Start of Given data

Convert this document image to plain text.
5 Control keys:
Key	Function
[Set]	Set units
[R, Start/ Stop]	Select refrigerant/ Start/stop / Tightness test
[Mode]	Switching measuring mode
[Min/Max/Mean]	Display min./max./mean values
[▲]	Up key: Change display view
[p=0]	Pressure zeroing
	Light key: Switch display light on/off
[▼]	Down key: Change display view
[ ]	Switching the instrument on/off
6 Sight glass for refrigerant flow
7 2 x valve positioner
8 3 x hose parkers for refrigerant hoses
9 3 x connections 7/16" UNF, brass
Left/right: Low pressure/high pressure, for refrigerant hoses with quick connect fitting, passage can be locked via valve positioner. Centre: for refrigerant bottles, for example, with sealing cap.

End of Given data
Start of Given data

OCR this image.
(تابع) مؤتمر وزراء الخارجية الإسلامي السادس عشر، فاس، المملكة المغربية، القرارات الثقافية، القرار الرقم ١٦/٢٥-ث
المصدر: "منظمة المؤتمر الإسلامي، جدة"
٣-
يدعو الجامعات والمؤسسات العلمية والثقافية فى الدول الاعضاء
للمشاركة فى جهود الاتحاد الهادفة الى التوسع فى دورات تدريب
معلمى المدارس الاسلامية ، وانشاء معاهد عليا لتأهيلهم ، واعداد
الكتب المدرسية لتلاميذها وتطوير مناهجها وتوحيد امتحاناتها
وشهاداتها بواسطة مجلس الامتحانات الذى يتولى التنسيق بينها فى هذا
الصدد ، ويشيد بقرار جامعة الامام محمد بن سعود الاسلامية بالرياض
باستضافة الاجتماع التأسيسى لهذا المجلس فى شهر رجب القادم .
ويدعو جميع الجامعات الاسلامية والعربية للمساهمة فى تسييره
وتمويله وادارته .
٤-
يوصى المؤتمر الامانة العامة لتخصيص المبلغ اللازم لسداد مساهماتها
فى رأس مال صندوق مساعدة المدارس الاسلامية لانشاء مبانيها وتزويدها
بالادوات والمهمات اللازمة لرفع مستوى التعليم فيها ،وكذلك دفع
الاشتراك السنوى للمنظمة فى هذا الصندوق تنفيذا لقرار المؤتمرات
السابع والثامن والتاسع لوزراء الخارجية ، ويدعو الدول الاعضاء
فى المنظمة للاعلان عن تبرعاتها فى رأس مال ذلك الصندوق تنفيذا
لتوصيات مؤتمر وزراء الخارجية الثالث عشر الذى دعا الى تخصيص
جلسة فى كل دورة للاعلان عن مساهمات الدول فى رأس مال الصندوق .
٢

End of Given data
Start of Given data

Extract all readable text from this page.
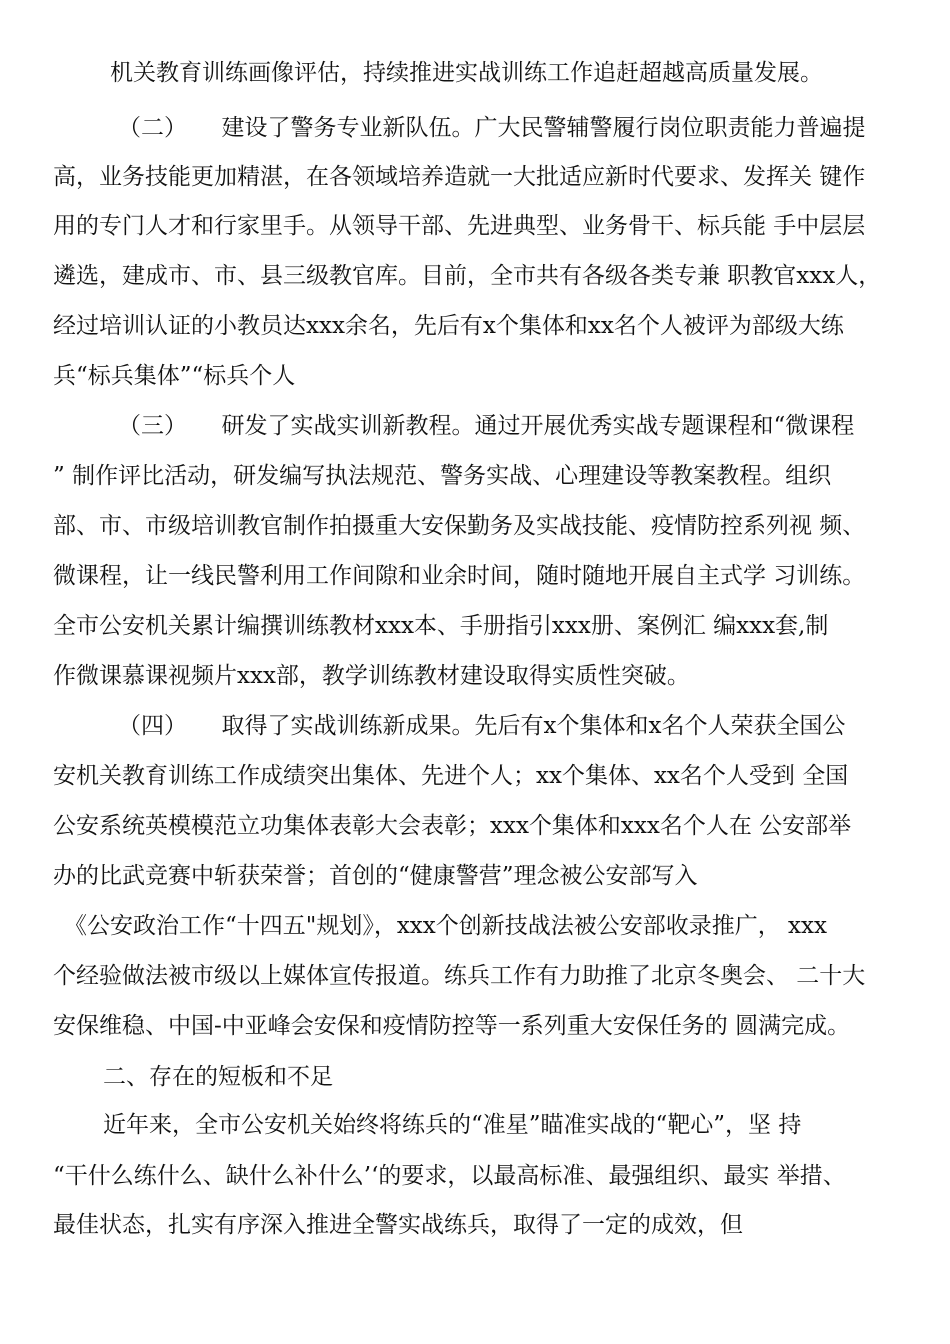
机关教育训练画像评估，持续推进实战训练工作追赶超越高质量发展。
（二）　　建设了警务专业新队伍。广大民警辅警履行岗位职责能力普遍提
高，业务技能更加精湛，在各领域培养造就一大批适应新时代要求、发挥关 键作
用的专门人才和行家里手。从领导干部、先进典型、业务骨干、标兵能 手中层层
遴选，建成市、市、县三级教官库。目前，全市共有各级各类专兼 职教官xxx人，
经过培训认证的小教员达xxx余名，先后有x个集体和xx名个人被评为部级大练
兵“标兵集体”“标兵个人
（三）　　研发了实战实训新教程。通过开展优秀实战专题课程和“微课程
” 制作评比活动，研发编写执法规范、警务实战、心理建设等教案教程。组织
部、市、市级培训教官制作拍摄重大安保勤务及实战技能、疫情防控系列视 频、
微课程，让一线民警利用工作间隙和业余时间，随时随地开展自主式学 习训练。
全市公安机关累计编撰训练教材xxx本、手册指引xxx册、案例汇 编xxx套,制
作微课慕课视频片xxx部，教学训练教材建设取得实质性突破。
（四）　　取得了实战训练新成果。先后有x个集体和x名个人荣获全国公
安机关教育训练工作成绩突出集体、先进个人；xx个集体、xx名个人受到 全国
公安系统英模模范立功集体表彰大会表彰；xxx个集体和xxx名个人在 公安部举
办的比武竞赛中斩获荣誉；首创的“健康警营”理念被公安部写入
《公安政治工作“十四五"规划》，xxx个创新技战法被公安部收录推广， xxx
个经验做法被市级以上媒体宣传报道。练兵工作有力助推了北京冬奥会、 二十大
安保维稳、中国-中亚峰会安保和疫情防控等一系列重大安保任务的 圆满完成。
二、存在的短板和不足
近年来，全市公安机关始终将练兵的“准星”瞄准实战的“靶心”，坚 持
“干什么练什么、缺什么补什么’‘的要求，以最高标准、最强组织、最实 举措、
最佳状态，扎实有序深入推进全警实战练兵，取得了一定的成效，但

End of Given data

Instructions for the task
Copy all lines from the data that hold the word "positioner".

Result below
7 2 x valve positioner
Left/right: Low pressure/high pressure, for refrigerant hoses with quick connect fitting, passage can be locked via valve positioner. Centre: for refrigerant bottles, for example, with sealing cap.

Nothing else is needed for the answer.